==== Raw records ====

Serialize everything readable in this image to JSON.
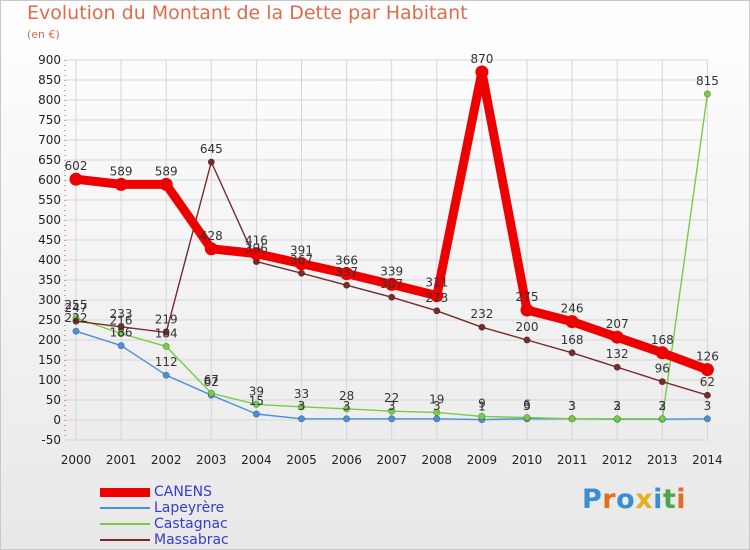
{
  "title": "Evolution du Montant de la Dette par Habitant",
  "subtitle": "(en €)",
  "brand": "Proxiti",
  "chart_data": {
    "type": "line",
    "title": "Evolution du Montant de la Dette par Habitant",
    "ylabel": "(en €)",
    "xlabel": "",
    "ylim": [
      -50,
      900
    ],
    "yticks": [
      -50,
      0,
      50,
      100,
      150,
      200,
      250,
      300,
      350,
      400,
      450,
      500,
      550,
      600,
      650,
      700,
      750,
      800,
      850,
      900
    ],
    "categories": [
      "2000",
      "2001",
      "2002",
      "2003",
      "2004",
      "2005",
      "2006",
      "2007",
      "2008",
      "2009",
      "2010",
      "2011",
      "2012",
      "2013",
      "2014"
    ],
    "grid": true,
    "series": [
      {
        "name": "CANENS",
        "color": "#ee0000",
        "values": [
          602,
          589,
          589,
          428,
          416,
          391,
          366,
          339,
          311,
          870,
          275,
          246,
          207,
          168,
          126
        ]
      },
      {
        "name": "Lapeyrère",
        "color": "#4a90d9",
        "values": [
          222,
          186,
          112,
          62,
          15,
          3,
          3,
          3,
          3,
          1,
          3,
          3,
          2,
          2,
          3
        ]
      },
      {
        "name": "Castagnac",
        "color": "#77cc44",
        "values": [
          255,
          216,
          184,
          67,
          39,
          33,
          28,
          22,
          19,
          9,
          6,
          3,
          3,
          3,
          815
        ]
      },
      {
        "name": "Massabrac",
        "color": "#7a2a2a",
        "values": [
          247,
          233,
          219,
          645,
          396,
          367,
          337,
          307,
          273,
          232,
          200,
          168,
          132,
          96,
          62
        ]
      }
    ]
  }
}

====

> [Requirements] Retype everything in the material word for word, minus pictures.

> [Written answer]
Serialize everything readable in this image to JSON.
{
  "title": "Evolution du Montant de la Dette par Habitant",
  "subtitle": "(en €)",
  "brand": "Proxiti",
  "chart_data": {
    "type": "line",
    "title": "Evolution du Montant de la Dette par Habitant",
    "ylabel": "(en €)",
    "xlabel": "",
    "ylim": [
      -50,
      900
    ],
    "yticks": [
      -50,
      0,
      50,
      100,
      150,
      200,
      250,
      300,
      350,
      400,
      450,
      500,
      550,
      600,
      650,
      700,
      750,
      800,
      850,
      900
    ],
    "categories": [
      "2000",
      "2001",
      "2002",
      "2003",
      "2004",
      "2005",
      "2006",
      "2007",
      "2008",
      "2009",
      "2010",
      "2011",
      "2012",
      "2013",
      "2014"
    ],
    "grid": true,
    "series": [
      {
        "name": "CANENS",
        "color": "#ee0000",
        "values": [
          602,
          589,
          589,
          428,
          416,
          391,
          366,
          339,
          311,
          870,
          275,
          246,
          207,
          168,
          126
        ]
      },
      {
        "name": "Lapeyrère",
        "color": "#4a90d9",
        "values": [
          222,
          186,
          112,
          62,
          15,
          3,
          3,
          3,
          3,
          1,
          3,
          3,
          2,
          2,
          3
        ]
      },
      {
        "name": "Castagnac",
        "color": "#77cc44",
        "values": [
          255,
          216,
          184,
          67,
          39,
          33,
          28,
          22,
          19,
          9,
          6,
          3,
          3,
          3,
          815
        ]
      },
      {
        "name": "Massabrac",
        "color": "#7a2a2a",
        "values": [
          247,
          233,
          219,
          645,
          396,
          367,
          337,
          307,
          273,
          232,
          200,
          168,
          132,
          96,
          62
        ]
      }
    ]
  }
}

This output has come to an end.